### Do wykonania:
(a) Którego dnia papież Pius XI ogłosił św. Teresę od Dzieciątka Jezus patronką misji według tekstu o sesji w Obrze?
(b) Przepisz wiernie z zapisów wiersze od tego, który zawiera "589, 1032, 606]", aż do tego, który zawiera "tab-bar: INVITER DES", włącznie z nim.

### Fragment tekstu:
"""
Materiały z Sesji upamiętniającej 75-lecie patronatu misyjnego
św. Teresy od Dzieciątka Jezus w Wyższym Seminarium Duchownym Misjonarzy Oblatów w Obrze (13 grudnia 2002)
Kuria
Krakowskiej Prowincji Karmelitów Bosych
Kraków 2003Od Redakcji
Z inicjatywy o. dra Wojciecha Kluja OMI, wykładowcy misjologii w Wyższym Seminarium Duchownym Misjonarzy Oblatów Maryi Niepokalanej w Obrze (filii Uniwersytetu Adama Mickiewicza w Poznaniu) odbyła się 13 grudnia 2002 r. sesja upamiętniająca 75-lecie ogłoszenia św. Teresy od Dzieciątka Jezus patronką misji. Ogłoszenie to nastąpiło 14 grudnia 1927 r. Dokonał go papież Pius XI na prośbę biskupów misyjnych, wśród których prym wiedli Oblaci Maryi Niepokalanej pracujący wśród Eskimosów w północnej Kanadzie, na czele ze sługą Bożym Owidiuszem Charlebois.
Prelegentami sesji byli: N.O. Prowincjał dr Szczepan T. Praśkiewicz, który wygłosił odczyt pt. Duchowość misyjna św. Teresy od Dzieciątka Jezus, oraz ks. dr Kazimierz Lubowicki OMI, który przedstawił referat pt. Droga ogłoszenia św. Teresy Patronką Misji[1].
"""
### Zapisy ze zbioru:
"""
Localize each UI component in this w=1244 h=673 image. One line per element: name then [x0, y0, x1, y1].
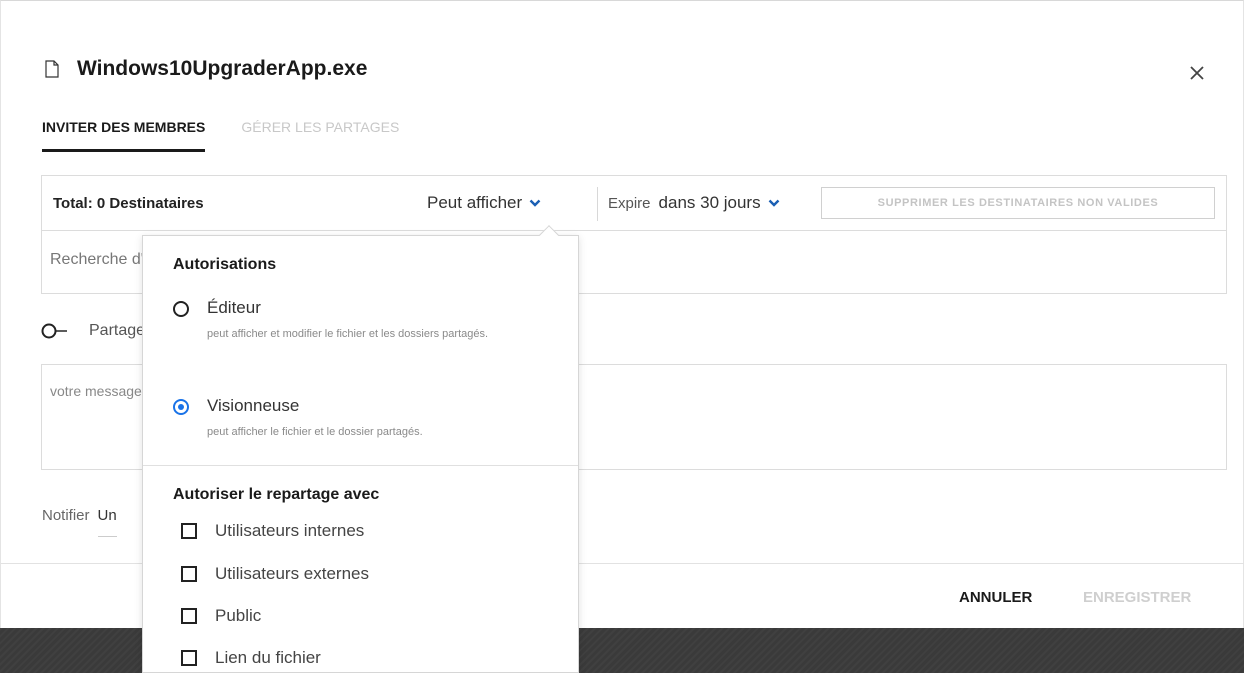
cancel-button[interactable]: ANNULER	[959, 589, 1032, 606]
expire-dropdown[interactable]: Expire dans 30 jours	[608, 193, 780, 213]
divider	[597, 187, 598, 221]
permissions-heading: Autorisations	[173, 256, 277, 273]
dialog-header: Windows10UpgraderApp.exe	[45, 57, 367, 81]
permission-option-editor[interactable]: Éditeur peut afficher et modifier le fic…	[173, 298, 547, 342]
permission-dropdown[interactable]: Peut afficher	[427, 193, 541, 213]
checkbox[interactable]	[181, 523, 197, 539]
radio-editor[interactable]	[173, 301, 189, 317]
file-icon	[45, 60, 59, 78]
tab-invite-members[interactable]: INVITER DES MEMBRES	[42, 119, 206, 152]
share-toggle[interactable]: Partager	[41, 320, 150, 342]
tab-bar: INVITER DES MEMBRES GÉRER LES PARTAGES	[42, 119, 435, 152]
checkbox[interactable]	[181, 650, 197, 666]
reshare-external-users[interactable]: Utilisateurs externes	[181, 564, 369, 584]
checkbox-label: Public	[215, 606, 262, 625]
expire-value: dans 30 jours	[658, 193, 761, 212]
save-button[interactable]: ENREGISTRER	[1083, 589, 1191, 606]
toggle-switch-icon	[41, 323, 67, 339]
checkbox-label: Utilisateurs externes	[215, 564, 370, 583]
option-description: peut afficher le fichier et le dossier p…	[207, 426, 423, 438]
reshare-file-link[interactable]: Lien du fichier	[181, 648, 321, 668]
reshare-internal-users[interactable]: Utilisateurs internes	[181, 521, 364, 541]
option-title: Éditeur	[207, 298, 261, 317]
notify-label: Notifier	[42, 507, 90, 524]
checkbox-label: Utilisateurs internes	[215, 521, 365, 540]
checkbox-label: Lien du fichier	[215, 648, 321, 667]
permission-option-viewer[interactable]: Visionneuse peut afficher le fichier et …	[173, 396, 547, 440]
permission-value: Peut afficher	[427, 193, 523, 212]
permissions-menu: Autorisations Éditeur peut afficher et m…	[142, 225, 579, 673]
notify-row: Notifier Un	[42, 507, 117, 537]
file-name-title: Windows10UpgraderApp.exe	[77, 57, 368, 80]
reshare-heading: Autoriser le repartage avec	[173, 486, 380, 503]
option-title: Visionneuse	[207, 396, 300, 415]
reshare-public[interactable]: Public	[181, 606, 261, 626]
chevron-down-icon	[529, 199, 541, 207]
expire-label: Expire	[608, 194, 651, 212]
notify-select[interactable]: Un	[97, 507, 117, 537]
menu-divider	[143, 465, 578, 466]
checkbox[interactable]	[181, 566, 197, 582]
chevron-down-icon	[768, 199, 779, 207]
recipients-total: Total: 0 Destinataires	[53, 195, 204, 212]
tab-manage-shares[interactable]: GÉRER LES PARTAGES	[241, 119, 399, 152]
radio-viewer[interactable]	[173, 399, 189, 415]
close-icon[interactable]	[1185, 61, 1209, 85]
recipients-bar: Total: 0 Destinataires Peut afficher Exp…	[41, 175, 1227, 231]
remove-invalid-recipients-button[interactable]: SUPPRIMER LES DESTINATAIRES NON VALIDES	[821, 187, 1215, 219]
option-description: peut afficher et modifier le fichier et …	[207, 328, 489, 340]
checkbox[interactable]	[181, 608, 197, 624]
"""
### Oczekiwane odpowiedzi:
(a) 14 grudnia 1927 r.

(b)
cancel-button[interactable]: ANNULER	[959, 589, 1032, 606]
expire-dropdown[interactable]: Expire dans 30 jours	[608, 193, 780, 213]
divider	[597, 187, 598, 221]
permissions-heading: Autorisations	[173, 256, 277, 273]
dialog-header: Windows10UpgraderApp.exe	[45, 57, 367, 81]
permission-option-editor[interactable]: Éditeur peut afficher et modifier le fic…	[173, 298, 547, 342]
permission-dropdown[interactable]: Peut afficher	[427, 193, 541, 213]
checkbox[interactable]	[181, 523, 197, 539]
radio-editor[interactable]	[173, 301, 189, 317]
file-icon	[45, 60, 59, 78]
tab-invite-members[interactable]: INVITER DES MEMBRES	[42, 119, 206, 152]
share-toggle[interactable]: Partager	[41, 320, 150, 342]
tab-bar: INVITER DES MEMBRES GÉRER LES PARTAGES	[42, 119, 435, 152]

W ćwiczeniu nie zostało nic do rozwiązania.